_EXERCISE PROMPT_
Give, as a bare number, the count of lines that contain the word "service".

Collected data
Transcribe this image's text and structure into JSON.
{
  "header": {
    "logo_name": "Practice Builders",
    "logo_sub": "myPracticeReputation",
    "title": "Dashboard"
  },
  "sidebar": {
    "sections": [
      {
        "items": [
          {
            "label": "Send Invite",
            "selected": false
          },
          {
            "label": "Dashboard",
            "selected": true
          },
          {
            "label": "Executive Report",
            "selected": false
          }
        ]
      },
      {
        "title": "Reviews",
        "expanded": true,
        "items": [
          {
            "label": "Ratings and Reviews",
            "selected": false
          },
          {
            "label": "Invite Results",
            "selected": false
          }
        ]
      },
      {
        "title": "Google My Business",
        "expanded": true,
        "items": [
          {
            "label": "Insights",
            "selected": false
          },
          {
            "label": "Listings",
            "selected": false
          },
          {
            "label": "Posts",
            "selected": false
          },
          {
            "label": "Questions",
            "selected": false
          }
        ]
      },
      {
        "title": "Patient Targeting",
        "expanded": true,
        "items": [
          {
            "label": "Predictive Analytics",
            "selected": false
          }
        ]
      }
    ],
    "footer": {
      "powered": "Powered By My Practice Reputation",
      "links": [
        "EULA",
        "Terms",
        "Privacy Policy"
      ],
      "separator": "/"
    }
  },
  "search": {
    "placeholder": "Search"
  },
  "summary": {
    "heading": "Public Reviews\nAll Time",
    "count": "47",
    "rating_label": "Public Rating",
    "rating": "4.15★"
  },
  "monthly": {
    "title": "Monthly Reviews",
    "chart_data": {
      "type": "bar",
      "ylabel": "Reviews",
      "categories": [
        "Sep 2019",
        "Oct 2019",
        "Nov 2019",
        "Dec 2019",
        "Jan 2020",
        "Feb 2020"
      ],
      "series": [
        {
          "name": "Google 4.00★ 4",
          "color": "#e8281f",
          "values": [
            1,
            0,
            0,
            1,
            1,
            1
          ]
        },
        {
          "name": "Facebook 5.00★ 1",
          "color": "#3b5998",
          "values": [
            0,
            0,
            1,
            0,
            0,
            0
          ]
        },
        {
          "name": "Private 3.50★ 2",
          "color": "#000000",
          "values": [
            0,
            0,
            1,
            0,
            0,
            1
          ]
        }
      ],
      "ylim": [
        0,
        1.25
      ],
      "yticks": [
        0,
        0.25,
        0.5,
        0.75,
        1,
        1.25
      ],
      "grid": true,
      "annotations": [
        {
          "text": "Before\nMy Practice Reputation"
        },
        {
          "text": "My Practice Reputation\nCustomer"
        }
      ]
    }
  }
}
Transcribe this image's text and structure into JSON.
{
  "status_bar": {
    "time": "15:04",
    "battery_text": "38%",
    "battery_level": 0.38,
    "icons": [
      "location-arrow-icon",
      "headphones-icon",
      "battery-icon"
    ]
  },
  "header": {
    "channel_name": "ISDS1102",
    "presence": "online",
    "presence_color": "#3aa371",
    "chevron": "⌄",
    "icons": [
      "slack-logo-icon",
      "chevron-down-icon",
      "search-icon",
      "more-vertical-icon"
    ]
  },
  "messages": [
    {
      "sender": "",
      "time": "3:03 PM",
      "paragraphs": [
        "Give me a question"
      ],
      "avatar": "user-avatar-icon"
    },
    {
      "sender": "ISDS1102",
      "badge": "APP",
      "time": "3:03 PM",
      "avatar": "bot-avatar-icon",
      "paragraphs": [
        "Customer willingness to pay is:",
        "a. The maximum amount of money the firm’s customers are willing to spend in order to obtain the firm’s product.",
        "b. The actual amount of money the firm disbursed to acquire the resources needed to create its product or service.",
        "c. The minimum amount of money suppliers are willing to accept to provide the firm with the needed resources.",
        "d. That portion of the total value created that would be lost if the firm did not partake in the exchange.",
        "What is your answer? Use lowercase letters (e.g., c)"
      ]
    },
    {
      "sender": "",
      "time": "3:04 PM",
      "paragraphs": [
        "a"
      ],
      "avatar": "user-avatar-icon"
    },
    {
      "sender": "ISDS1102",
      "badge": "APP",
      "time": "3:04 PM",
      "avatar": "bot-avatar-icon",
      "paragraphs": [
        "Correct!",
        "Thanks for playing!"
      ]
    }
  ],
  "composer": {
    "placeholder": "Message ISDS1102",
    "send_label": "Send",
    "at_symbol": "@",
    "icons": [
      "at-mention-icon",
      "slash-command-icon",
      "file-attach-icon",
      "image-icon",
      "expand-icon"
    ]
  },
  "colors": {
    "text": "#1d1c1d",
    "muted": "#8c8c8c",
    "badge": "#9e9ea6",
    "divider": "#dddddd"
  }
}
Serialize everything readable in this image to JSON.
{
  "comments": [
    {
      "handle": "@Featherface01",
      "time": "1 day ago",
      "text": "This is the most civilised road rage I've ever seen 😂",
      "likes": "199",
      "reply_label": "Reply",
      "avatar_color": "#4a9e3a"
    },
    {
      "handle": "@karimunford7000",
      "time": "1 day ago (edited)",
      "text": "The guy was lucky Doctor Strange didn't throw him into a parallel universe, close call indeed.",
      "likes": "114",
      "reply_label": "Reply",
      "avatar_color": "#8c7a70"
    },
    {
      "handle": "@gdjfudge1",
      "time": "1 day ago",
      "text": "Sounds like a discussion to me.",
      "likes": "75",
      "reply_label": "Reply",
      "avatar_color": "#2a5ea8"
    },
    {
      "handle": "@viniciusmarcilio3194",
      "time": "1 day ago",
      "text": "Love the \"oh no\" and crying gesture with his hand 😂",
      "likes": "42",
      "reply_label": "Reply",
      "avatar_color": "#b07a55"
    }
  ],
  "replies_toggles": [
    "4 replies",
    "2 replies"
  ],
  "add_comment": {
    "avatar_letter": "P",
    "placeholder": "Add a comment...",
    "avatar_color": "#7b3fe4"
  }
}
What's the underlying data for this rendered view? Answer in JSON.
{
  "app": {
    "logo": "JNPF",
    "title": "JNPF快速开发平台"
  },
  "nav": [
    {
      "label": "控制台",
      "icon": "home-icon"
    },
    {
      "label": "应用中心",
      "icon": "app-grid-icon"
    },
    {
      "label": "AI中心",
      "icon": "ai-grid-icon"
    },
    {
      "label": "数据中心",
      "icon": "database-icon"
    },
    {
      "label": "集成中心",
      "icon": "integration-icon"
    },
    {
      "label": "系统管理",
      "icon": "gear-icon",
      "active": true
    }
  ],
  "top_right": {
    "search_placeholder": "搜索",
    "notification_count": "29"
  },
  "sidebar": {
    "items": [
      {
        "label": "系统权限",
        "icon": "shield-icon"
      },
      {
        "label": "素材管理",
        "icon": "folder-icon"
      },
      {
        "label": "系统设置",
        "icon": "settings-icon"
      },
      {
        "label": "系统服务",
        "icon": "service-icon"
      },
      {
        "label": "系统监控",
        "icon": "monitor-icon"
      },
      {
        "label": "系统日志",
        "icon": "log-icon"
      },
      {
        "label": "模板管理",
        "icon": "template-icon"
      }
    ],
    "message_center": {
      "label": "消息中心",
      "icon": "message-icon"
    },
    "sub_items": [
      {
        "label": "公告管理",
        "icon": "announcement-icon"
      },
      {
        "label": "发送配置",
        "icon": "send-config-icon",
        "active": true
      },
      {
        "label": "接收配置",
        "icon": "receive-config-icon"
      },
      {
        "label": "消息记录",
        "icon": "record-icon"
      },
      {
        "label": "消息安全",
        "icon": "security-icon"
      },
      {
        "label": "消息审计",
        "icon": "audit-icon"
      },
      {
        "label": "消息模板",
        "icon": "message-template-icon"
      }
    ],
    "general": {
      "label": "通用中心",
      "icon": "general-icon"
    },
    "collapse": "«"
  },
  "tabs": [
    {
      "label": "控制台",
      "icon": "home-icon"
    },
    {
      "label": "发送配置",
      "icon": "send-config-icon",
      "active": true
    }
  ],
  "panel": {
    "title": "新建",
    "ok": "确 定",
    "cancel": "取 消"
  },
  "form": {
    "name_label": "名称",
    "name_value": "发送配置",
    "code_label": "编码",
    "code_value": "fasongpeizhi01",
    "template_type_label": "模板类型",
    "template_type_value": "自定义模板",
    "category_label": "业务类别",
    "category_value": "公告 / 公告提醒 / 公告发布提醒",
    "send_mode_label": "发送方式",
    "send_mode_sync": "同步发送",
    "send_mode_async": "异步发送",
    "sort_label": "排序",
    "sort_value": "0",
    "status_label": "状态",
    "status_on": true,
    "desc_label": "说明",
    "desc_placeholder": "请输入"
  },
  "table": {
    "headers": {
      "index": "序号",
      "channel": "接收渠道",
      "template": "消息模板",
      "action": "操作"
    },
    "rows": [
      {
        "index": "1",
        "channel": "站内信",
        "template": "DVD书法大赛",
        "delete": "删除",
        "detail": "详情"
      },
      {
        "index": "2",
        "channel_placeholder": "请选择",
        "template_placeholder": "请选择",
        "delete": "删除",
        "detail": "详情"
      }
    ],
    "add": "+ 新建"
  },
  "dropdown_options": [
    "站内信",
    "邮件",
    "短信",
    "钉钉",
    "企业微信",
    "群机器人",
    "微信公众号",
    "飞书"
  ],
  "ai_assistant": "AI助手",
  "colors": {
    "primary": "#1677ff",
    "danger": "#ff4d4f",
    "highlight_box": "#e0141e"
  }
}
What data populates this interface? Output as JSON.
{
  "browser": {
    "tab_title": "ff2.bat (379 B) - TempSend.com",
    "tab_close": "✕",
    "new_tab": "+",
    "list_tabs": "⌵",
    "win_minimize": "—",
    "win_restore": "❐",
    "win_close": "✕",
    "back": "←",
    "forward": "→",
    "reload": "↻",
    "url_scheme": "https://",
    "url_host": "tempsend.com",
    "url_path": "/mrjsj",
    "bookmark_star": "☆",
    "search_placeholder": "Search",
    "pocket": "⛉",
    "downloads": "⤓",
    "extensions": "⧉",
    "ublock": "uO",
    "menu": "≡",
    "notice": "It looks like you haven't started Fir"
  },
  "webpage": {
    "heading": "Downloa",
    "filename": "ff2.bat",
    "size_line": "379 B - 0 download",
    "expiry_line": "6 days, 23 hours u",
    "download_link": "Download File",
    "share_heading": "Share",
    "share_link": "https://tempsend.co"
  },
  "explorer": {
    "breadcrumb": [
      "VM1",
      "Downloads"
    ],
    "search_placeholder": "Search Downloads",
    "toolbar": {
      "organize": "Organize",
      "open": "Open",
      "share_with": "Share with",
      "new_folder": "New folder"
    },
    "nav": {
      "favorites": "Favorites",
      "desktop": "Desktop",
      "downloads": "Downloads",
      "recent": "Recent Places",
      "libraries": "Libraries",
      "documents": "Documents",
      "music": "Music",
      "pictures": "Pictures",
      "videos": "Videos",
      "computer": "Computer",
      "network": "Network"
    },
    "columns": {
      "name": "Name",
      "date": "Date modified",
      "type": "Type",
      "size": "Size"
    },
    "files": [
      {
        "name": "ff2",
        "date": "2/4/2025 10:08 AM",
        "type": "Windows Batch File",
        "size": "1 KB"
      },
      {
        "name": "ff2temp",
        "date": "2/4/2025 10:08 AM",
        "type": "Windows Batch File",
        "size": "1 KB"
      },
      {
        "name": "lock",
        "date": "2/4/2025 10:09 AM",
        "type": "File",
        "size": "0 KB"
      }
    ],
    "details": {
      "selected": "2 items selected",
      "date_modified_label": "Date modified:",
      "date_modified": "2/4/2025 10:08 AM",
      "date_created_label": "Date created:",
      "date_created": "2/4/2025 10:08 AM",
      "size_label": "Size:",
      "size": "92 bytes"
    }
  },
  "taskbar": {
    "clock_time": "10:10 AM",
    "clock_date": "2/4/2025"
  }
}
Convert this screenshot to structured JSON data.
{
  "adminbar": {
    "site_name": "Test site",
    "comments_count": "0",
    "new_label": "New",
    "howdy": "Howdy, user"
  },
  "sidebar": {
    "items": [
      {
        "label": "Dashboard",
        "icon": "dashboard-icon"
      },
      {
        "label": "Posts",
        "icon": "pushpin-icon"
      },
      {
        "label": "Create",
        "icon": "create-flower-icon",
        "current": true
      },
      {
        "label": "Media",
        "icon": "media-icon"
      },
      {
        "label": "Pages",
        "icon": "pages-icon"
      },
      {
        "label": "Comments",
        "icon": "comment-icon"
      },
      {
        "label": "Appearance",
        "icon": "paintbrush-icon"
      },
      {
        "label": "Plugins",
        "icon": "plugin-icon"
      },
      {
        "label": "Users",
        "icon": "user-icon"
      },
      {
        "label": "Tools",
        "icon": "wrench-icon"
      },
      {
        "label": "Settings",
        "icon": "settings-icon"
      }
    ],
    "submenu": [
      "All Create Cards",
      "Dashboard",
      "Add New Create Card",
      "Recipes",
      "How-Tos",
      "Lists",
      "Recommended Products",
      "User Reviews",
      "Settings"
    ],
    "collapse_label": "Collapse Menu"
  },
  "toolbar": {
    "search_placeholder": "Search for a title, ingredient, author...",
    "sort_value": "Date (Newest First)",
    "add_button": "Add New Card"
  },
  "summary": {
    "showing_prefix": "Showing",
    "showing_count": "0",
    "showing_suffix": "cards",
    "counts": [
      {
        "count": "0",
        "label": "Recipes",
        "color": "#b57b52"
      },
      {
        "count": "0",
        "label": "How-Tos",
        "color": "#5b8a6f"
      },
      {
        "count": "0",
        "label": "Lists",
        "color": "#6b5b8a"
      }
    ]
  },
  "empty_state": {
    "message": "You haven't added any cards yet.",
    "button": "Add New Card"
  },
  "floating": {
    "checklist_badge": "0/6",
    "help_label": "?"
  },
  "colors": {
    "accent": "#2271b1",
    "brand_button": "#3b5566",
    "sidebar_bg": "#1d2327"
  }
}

_COMPLETE OUTPUT_
2